### Fragment tekstu
"""

Należy wystrzegać się pseudoduszpasterskich rozwiązań w badaniu ważności małżeństw

Przemówienie do członków Trybunału Roty Rzymskiej 29.01.2010

Z okazji inauguracji roku sądowego Benedykt XVI przyjął na audiencji w Sali Klementyńskiej członków Trybunału Roty Rzymskiej, którego dziekanem jest obecnie Polak, bp Antoni Stankiewicz. Problem zbyt łatwego orzekania nieważności małżeństwa przez kościelne sądy jest od dłuższego czasu przedmiotem troski Papieża, który mówi o tym podczas dorocznych spotkań z członkami Roty Rzymskiej. Podczas tego spotkania Ojciec Święty podkreśłił, że zarówno sprawiedliwość, jak i miłość, muszą rozwijać się w stałym odniesieniu do prawdy i że małżeństwo cieszy się przychylnością prawa, które w przypadku wątpliwości nakazuje uznawanie związku za ważny, dopóki nie udowodni się czegoś przeciwnego.

Drodzy członkowie Trybunału Roty Rzymskiej!

"""

### Rekordy wejściowe

"""

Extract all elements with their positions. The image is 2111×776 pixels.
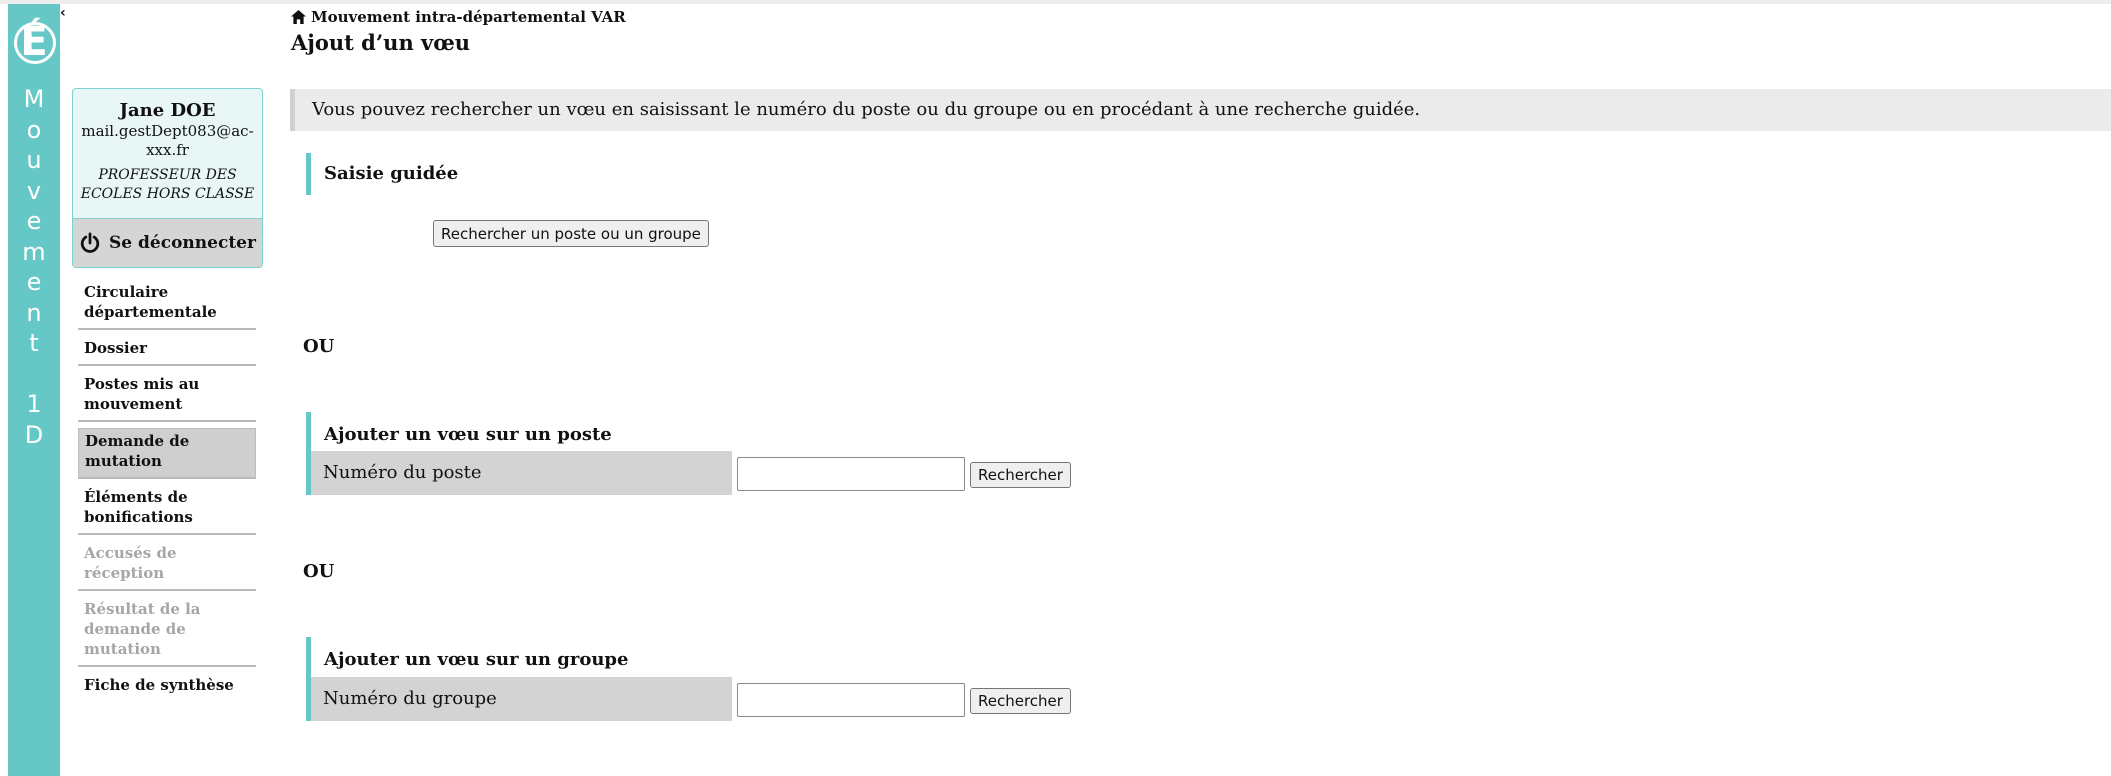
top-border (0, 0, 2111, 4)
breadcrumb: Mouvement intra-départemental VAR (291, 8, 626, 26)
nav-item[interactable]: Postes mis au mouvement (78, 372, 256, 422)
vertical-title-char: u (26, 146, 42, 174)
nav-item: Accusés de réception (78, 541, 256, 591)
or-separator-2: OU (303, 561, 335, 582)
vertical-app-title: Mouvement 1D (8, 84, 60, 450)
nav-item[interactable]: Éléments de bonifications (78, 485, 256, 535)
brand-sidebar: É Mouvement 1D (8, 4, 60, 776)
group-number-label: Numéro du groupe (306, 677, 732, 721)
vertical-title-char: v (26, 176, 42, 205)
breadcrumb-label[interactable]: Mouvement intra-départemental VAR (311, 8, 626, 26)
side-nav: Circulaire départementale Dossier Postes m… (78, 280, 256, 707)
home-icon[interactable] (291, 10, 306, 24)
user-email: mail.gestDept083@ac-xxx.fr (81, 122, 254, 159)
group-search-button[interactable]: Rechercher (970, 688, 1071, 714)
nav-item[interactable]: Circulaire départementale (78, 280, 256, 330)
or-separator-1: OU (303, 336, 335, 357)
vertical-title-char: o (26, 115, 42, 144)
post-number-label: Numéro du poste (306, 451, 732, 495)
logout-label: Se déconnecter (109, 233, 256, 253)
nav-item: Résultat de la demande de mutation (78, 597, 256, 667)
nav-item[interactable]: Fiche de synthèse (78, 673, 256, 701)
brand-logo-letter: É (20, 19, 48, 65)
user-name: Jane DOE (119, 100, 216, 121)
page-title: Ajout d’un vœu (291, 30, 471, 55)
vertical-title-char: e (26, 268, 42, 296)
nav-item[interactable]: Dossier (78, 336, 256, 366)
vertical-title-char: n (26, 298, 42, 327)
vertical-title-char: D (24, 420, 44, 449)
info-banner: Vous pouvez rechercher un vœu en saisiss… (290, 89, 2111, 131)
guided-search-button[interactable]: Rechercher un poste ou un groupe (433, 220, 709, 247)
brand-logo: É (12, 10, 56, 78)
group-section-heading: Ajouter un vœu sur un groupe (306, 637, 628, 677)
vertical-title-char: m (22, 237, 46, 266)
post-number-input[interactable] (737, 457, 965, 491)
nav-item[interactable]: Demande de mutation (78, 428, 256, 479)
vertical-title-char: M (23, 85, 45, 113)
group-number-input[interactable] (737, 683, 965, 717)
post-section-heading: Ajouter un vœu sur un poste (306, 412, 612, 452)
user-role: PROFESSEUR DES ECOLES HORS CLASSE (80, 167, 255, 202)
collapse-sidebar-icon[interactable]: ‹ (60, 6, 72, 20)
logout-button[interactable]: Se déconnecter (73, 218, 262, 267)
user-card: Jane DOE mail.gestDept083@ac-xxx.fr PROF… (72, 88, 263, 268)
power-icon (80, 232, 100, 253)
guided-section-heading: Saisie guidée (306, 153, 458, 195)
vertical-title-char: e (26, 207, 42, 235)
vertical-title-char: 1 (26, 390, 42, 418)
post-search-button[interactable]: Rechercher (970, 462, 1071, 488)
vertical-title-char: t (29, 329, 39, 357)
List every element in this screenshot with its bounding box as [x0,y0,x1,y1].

"""
"""

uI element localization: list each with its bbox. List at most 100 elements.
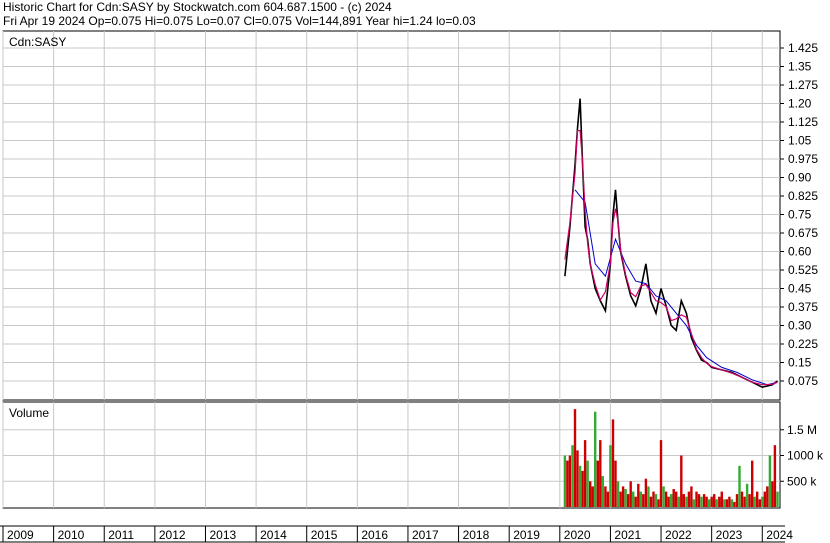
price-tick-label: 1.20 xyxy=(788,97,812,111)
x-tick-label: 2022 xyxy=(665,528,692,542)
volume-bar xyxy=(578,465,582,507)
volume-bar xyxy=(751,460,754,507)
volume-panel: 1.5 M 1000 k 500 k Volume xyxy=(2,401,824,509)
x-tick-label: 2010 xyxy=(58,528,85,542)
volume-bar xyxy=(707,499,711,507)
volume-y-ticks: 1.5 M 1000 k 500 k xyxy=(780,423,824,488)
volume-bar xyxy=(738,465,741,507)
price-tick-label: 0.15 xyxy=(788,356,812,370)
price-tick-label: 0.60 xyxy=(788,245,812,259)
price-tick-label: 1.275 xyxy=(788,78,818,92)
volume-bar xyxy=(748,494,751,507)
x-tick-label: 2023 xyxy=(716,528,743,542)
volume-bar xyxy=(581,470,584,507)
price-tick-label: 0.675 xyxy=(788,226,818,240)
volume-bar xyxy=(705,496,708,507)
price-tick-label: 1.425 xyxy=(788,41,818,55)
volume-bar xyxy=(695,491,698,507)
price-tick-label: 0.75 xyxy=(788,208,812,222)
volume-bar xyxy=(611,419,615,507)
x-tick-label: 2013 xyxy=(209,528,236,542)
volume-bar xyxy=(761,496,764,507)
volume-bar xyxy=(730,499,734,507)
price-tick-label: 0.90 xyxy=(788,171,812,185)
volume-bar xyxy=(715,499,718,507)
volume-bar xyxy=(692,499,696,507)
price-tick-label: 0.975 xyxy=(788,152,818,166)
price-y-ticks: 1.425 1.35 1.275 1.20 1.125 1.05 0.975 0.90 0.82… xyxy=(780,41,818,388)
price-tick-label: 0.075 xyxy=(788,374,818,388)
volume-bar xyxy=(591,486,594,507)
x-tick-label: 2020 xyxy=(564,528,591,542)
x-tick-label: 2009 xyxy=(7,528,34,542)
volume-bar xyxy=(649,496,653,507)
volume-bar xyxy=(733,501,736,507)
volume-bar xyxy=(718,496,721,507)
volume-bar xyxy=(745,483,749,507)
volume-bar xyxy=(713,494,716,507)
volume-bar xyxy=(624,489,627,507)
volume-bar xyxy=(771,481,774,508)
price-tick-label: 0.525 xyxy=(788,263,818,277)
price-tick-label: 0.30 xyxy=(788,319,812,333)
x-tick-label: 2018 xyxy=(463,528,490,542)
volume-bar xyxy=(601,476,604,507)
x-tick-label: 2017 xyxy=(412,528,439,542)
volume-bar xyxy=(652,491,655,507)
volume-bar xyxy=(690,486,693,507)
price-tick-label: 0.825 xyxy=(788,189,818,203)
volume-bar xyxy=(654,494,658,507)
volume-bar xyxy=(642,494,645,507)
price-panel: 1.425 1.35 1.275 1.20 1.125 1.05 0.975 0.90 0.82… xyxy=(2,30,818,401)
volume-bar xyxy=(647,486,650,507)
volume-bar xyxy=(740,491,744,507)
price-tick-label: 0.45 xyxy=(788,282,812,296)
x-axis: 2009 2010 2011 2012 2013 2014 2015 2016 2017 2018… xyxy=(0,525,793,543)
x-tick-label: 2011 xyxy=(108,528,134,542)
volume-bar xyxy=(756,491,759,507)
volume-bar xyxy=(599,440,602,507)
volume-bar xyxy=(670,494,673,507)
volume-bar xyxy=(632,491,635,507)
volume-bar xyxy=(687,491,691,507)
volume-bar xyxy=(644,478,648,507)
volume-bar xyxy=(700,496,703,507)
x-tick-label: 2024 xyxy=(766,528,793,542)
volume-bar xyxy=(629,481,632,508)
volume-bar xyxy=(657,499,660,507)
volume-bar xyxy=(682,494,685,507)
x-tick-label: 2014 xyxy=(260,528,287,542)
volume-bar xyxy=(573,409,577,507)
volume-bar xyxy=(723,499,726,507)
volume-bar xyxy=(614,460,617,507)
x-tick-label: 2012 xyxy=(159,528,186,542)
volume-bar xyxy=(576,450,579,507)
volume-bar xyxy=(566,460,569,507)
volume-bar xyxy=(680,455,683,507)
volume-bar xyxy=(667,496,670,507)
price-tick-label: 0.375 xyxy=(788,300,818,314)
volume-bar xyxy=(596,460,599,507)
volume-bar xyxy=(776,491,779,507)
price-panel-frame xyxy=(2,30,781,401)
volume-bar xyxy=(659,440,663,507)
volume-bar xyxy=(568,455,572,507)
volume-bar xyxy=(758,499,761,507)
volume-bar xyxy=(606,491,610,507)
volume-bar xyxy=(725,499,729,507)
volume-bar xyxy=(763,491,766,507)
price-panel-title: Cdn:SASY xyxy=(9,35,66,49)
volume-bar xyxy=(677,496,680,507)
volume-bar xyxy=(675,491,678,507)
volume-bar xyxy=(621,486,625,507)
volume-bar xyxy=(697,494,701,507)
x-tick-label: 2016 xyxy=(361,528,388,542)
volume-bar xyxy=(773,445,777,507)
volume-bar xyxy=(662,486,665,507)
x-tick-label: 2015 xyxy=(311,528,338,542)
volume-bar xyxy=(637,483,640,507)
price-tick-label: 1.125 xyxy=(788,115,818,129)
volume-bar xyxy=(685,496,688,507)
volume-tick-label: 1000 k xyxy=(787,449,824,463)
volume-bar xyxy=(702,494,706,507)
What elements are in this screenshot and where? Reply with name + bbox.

"""

### Zadania do wykonania
A) Przytocz słowo w słowo fragment tekstu o ważności małżeństw, wszystko od słów "Należy wystrzegać się" aż do słów "się czegoś przeciwnego.".
B) W rekordach, od wiersza zawierającego "top-border (0, 0, 2111, 4)" aż do wiersza zawierającego "post-number-input[interactable] (737, 457, 965, 491)" (oba włącznie), zamień "nav-item" na "menu-item", resztę pozostaw bez zmian. Podaj wyłącznie te wiersze.

### Oczekiwane wyniki
A)
Należy wystrzegać się pseudoduszpasterskich rozwiązań w badaniu ważności małżeństw

Przemówienie do członków Trybunału Roty Rzymskiej 29.01.2010

Z okazji inauguracji roku sądowego Benedykt XVI przyjął na audiencji w Sali Klementyńskiej członków Trybunału Roty Rzymskiej, którego dziekanem jest obecnie Polak, bp Antoni Stankiewicz. Problem zbyt łatwego orzekania nieważności małżeństwa przez kościelne sądy jest od dłuższego czasu przedmiotem troski Papieża, który mówi o tym podczas dorocznych spotkań z członkami Roty Rzymskiej. Podczas tego spotkania Ojciec Święty podkreśłił, że zarówno sprawiedliwość, jak i miłość, muszą rozwijać się w stałym odniesieniu do prawdy i że małżeństwo cieszy się przychylnością prawa, które w przypadku wątpliwości nakazuje uznawanie związku za ważny, dopóki nie udowodni się czegoś przeciwnego.

B)
top-border (0, 0, 2111, 4)
breadcrumb: Mouvement intra-départemental VAR (291, 8, 626, 26)
menu-item[interactable]: Postes mis au mouvement (78, 372, 256, 422)
vertical-title-char: u (26, 146, 42, 174)
menu-item: Accusés de réception (78, 541, 256, 591)
or-separator-2: OU (303, 561, 335, 582)
vertical-app-title: Mouvement 1D (8, 84, 60, 450)
menu-item[interactable]: Éléments de bonifications (78, 485, 256, 535)
brand-sidebar: É Mouvement 1D (8, 4, 60, 776)
group-number-label: Numéro du groupe (306, 677, 732, 721)
vertical-title-char: v (26, 176, 42, 205)
breadcrumb-label[interactable]: Mouvement intra-départemental VAR (311, 8, 626, 26)
side-nav: Circulaire départementale Dossier Postes m… (78, 280, 256, 707)
home-icon[interactable] (291, 10, 306, 24)
user-email: mail.gestDept083@ac-xxx.fr (81, 122, 254, 159)
group-search-button[interactable]: Rechercher (970, 688, 1071, 714)
menu-item[interactable]: Circulaire départementale (78, 280, 256, 330)
or-separator-1: OU (303, 336, 335, 357)
vertical-title-char: o (26, 115, 42, 144)
post-number-label: Numéro du poste (306, 451, 732, 495)
logout-label: Se déconnecter (109, 233, 256, 253)
menu-item: Résultat de la demande de mutation (78, 597, 256, 667)
menu-item[interactable]: Fiche de synthèse (78, 673, 256, 701)
brand-logo-letter: É (20, 19, 48, 65)
user-name: Jane DOE (119, 100, 216, 121)
page-title: Ajout d’un vœu (291, 30, 471, 55)
vertical-title-char: e (26, 268, 42, 296)
menu-item[interactable]: Dossier (78, 336, 256, 366)
vertical-title-char: n (26, 298, 42, 327)
vertical-title-char: D (24, 420, 44, 449)
info-banner: Vous pouvez rechercher un vœu en saisiss… (290, 89, 2111, 131)
guided-search-button[interactable]: Rechercher un poste ou un groupe (433, 220, 709, 247)
brand-logo: É (12, 10, 56, 78)
group-section-heading: Ajouter un vœu sur un groupe (306, 637, 628, 677)
vertical-title-char: m (22, 237, 46, 266)
post-number-input[interactable] (737, 457, 965, 491)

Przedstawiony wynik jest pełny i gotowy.